● **GOAL**: What lines of the data hold the string "created"? Pull each one out.

● **EXERCISE DATA**:
--------------------------------------------------

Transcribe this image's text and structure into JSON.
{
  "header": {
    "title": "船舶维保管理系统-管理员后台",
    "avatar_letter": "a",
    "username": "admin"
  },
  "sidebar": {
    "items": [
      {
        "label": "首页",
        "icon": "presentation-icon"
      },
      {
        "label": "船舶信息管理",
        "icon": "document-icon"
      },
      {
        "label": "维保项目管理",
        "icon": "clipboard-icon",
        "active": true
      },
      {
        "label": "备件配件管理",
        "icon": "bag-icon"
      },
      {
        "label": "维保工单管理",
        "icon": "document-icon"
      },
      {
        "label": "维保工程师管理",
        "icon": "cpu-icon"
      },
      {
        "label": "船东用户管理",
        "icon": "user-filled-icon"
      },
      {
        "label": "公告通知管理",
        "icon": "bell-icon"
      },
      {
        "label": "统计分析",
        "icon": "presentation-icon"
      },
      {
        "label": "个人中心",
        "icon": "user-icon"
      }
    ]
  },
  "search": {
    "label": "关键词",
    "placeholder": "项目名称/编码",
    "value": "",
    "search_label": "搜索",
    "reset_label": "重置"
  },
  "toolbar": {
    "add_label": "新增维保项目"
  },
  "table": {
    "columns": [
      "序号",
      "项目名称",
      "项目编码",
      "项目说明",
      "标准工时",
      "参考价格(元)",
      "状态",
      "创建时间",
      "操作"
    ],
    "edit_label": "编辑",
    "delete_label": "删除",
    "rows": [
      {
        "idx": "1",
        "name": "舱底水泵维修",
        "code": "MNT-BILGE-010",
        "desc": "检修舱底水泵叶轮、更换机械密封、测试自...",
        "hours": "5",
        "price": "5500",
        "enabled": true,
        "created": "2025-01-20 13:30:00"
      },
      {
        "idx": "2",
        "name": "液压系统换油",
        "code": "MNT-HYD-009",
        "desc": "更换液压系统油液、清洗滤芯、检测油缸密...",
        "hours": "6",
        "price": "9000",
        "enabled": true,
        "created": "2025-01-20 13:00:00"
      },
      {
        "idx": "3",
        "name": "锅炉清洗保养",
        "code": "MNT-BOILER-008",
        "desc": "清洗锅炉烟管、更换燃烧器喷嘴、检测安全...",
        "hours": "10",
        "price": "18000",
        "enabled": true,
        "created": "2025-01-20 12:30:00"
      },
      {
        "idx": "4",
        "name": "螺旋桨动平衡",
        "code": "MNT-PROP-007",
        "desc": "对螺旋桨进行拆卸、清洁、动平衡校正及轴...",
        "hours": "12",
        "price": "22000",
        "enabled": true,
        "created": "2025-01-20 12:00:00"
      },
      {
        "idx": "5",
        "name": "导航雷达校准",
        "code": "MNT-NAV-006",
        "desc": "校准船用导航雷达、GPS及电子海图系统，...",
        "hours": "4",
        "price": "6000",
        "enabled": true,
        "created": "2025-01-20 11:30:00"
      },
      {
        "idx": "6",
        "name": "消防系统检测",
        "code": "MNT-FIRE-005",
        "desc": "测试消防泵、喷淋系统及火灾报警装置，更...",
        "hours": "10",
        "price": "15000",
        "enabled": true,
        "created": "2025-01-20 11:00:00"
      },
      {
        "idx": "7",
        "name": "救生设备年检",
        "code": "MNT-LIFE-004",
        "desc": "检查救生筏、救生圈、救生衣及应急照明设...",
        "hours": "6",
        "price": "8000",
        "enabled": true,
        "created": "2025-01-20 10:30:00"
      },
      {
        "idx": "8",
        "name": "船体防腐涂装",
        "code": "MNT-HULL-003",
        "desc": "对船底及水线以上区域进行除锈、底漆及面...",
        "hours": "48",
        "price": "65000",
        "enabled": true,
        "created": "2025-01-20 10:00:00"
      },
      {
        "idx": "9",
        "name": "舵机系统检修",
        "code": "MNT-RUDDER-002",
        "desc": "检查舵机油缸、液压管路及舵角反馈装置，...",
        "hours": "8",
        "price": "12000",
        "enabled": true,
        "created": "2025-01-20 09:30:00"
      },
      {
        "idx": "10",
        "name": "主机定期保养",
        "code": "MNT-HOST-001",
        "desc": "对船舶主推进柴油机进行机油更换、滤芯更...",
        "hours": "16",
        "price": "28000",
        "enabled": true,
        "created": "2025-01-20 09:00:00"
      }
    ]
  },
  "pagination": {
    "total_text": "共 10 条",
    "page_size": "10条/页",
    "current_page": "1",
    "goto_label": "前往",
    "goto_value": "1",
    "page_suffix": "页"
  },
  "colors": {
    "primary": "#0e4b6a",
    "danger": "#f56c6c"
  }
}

--------------------------------------------------

● **FINAL ANSWER**:
        "created": "2025-01-20 13:30:00"
        "created": "2025-01-20 13:00:00"
        "created": "2025-01-20 12:30:00"
        "created": "2025-01-20 12:00:00"
        "created": "2025-01-20 11:30:00"
        "created": "2025-01-20 11:00:00"
        "created": "2025-01-20 10:30:00"
        "created": "2025-01-20 10:00:00"
        "created": "2025-01-20 09:30:00"
        "created": "2025-01-20 09:00:00"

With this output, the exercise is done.